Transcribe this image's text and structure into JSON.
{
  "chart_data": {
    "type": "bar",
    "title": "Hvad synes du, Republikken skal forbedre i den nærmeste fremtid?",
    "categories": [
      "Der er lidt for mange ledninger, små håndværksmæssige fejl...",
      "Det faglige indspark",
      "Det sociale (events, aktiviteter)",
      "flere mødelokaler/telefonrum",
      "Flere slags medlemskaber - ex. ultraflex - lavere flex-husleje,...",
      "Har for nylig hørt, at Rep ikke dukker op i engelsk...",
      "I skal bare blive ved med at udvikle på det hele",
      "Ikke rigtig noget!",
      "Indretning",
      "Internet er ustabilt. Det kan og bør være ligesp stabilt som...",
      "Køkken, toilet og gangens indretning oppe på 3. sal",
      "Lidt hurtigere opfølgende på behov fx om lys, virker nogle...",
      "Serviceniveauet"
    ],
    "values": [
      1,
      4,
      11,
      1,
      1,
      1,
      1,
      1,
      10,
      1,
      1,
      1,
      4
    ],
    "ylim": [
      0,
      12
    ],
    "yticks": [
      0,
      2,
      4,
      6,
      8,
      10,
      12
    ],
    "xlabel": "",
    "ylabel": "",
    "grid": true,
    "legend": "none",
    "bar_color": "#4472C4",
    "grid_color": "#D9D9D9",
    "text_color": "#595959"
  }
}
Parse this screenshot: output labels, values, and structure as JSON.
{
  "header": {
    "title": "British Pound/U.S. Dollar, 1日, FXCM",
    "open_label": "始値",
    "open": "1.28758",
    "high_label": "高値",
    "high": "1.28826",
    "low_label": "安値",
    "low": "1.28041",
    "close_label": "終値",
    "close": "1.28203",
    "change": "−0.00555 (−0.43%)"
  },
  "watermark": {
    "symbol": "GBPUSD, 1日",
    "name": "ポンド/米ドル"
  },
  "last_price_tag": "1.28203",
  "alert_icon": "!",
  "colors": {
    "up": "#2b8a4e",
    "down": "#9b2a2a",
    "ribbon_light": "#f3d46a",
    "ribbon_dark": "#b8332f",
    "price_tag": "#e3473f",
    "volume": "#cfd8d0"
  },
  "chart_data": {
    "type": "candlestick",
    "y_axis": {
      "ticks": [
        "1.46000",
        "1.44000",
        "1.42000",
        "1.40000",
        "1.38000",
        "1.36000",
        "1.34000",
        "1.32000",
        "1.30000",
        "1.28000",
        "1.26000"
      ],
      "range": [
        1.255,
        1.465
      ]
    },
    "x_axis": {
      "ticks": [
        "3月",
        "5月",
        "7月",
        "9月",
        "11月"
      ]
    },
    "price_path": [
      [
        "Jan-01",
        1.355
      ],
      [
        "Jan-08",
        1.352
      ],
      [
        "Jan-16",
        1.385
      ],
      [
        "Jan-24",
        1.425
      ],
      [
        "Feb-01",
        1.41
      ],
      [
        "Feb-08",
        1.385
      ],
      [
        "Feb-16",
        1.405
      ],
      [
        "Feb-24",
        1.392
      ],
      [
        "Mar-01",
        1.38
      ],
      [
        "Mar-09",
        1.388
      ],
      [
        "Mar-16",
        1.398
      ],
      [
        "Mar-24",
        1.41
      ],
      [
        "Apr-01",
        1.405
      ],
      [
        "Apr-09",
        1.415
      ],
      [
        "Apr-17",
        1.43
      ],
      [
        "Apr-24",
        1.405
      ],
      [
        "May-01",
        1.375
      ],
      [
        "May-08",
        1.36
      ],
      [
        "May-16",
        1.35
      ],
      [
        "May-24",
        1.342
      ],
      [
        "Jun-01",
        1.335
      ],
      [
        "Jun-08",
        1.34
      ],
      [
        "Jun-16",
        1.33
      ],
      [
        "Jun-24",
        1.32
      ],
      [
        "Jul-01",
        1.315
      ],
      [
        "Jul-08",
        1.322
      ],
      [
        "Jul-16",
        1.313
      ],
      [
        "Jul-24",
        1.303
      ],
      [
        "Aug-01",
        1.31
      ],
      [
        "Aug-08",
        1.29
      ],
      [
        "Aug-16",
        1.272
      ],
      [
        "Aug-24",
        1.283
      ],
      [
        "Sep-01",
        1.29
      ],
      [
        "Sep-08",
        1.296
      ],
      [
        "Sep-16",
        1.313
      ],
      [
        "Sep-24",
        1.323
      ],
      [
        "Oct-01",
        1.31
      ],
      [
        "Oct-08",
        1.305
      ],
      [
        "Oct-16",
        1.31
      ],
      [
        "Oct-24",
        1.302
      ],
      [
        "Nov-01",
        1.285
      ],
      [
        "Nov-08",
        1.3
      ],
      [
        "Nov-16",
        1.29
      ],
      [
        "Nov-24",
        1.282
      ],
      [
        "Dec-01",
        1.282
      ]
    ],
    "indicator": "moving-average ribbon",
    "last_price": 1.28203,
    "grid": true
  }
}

SET PROBLEM
Return each line of the data exactly as written above.

WORKED ANSWER
Transcribe this image's text and structure into JSON.
{
  "chart_data": {
    "type": "bar",
    "title": "Hvad synes du, Republikken skal forbedre i den nærmeste fremtid?",
    "categories": [
      "Der er lidt for mange ledninger, små håndværksmæssige fejl...",
      "Det faglige indspark",
      "Det sociale (events, aktiviteter)",
      "flere mødelokaler/telefonrum",
      "Flere slags medlemskaber - ex. ultraflex - lavere flex-husleje,...",
      "Har for nylig hørt, at Rep ikke dukker op i engelsk...",
      "I skal bare blive ved med at udvikle på det hele",
      "Ikke rigtig noget!",
      "Indretning",
      "Internet er ustabilt. Det kan og bør være ligesp stabilt som...",
      "Køkken, toilet og gangens indretning oppe på 3. sal",
      "Lidt hurtigere opfølgende på behov fx om lys, virker nogle...",
      "Serviceniveauet"
    ],
    "values": [
      1,
      4,
      11,
      1,
      1,
      1,
      1,
      1,
      10,
      1,
      1,
      1,
      4
    ],
    "ylim": [
      0,
      12
    ],
    "yticks": [
      0,
      2,
      4,
      6,
      8,
      10,
      12
    ],
    "xlabel": "",
    "ylabel": "",
    "grid": true,
    "legend": "none",
    "bar_color": "#4472C4",
    "grid_color": "#D9D9D9",
    "text_color": "#595959"
  }
}
Parse this screenshot: output labels, values, and structure as JSON.
{
  "header": {
    "title": "British Pound/U.S. Dollar, 1日, FXCM",
    "open_label": "始値",
    "open": "1.28758",
    "high_label": "高値",
    "high": "1.28826",
    "low_label": "安値",
    "low": "1.28041",
    "close_label": "終値",
    "close": "1.28203",
    "change": "−0.00555 (−0.43%)"
  },
  "watermark": {
    "symbol": "GBPUSD, 1日",
    "name": "ポンド/米ドル"
  },
  "last_price_tag": "1.28203",
  "alert_icon": "!",
  "colors": {
    "up": "#2b8a4e",
    "down": "#9b2a2a",
    "ribbon_light": "#f3d46a",
    "ribbon_dark": "#b8332f",
    "price_tag": "#e3473f",
    "volume": "#cfd8d0"
  },
  "chart_data": {
    "type": "candlestick",
    "y_axis": {
      "ticks": [
        "1.46000",
        "1.44000",
        "1.42000",
        "1.40000",
        "1.38000",
        "1.36000",
        "1.34000",
        "1.32000",
        "1.30000",
        "1.28000",
        "1.26000"
      ],
      "range": [
        1.255,
        1.465
      ]
    },
    "x_axis": {
      "ticks": [
        "3月",
        "5月",
        "7月",
        "9月",
        "11月"
      ]
    },
    "price_path": [
      [
        "Jan-01",
        1.355
      ],
      [
        "Jan-08",
        1.352
      ],
      [
        "Jan-16",
        1.385
      ],
      [
        "Jan-24",
        1.425
      ],
      [
        "Feb-01",
        1.41
      ],
      [
        "Feb-08",
        1.385
      ],
      [
        "Feb-16",
        1.405
      ],
      [
        "Feb-24",
        1.392
      ],
      [
        "Mar-01",
        1.38
      ],
      [
        "Mar-09",
        1.388
      ],
      [
        "Mar-16",
        1.398
      ],
      [
        "Mar-24",
        1.41
      ],
      [
        "Apr-01",
        1.405
      ],
      [
        "Apr-09",
        1.415
      ],
      [
        "Apr-17",
        1.43
      ],
      [
        "Apr-24",
        1.405
      ],
      [
        "May-01",
        1.375
      ],
      [
        "May-08",
        1.36
      ],
      [
        "May-16",
        1.35
      ],
      [
        "May-24",
        1.342
      ],
      [
        "Jun-01",
        1.335
      ],
      [
        "Jun-08",
        1.34
      ],
      [
        "Jun-16",
        1.33
      ],
      [
        "Jun-24",
        1.32
      ],
      [
        "Jul-01",
        1.315
      ],
      [
        "Jul-08",
        1.322
      ],
      [
        "Jul-16",
        1.313
      ],
      [
        "Jul-24",
        1.303
      ],
      [
        "Aug-01",
        1.31
      ],
      [
        "Aug-08",
        1.29
      ],
      [
        "Aug-16",
        1.272
      ],
      [
        "Aug-24",
        1.283
      ],
      [
        "Sep-01",
        1.29
      ],
      [
        "Sep-08",
        1.296
      ],
      [
        "Sep-16",
        1.313
      ],
      [
        "Sep-24",
        1.323
      ],
      [
        "Oct-01",
        1.31
      ],
      [
        "Oct-08",
        1.305
      ],
      [
        "Oct-16",
        1.31
      ],
      [
        "Oct-24",
        1.302
      ],
      [
        "Nov-01",
        1.285
      ],
      [
        "Nov-08",
        1.3
      ],
      [
        "Nov-16",
        1.29
      ],
      [
        "Nov-24",
        1.282
      ],
      [
        "Dec-01",
        1.282
      ]
    ],
    "indicator": "moving-average ribbon",
    "last_price": 1.28203,
    "grid": true
  }
}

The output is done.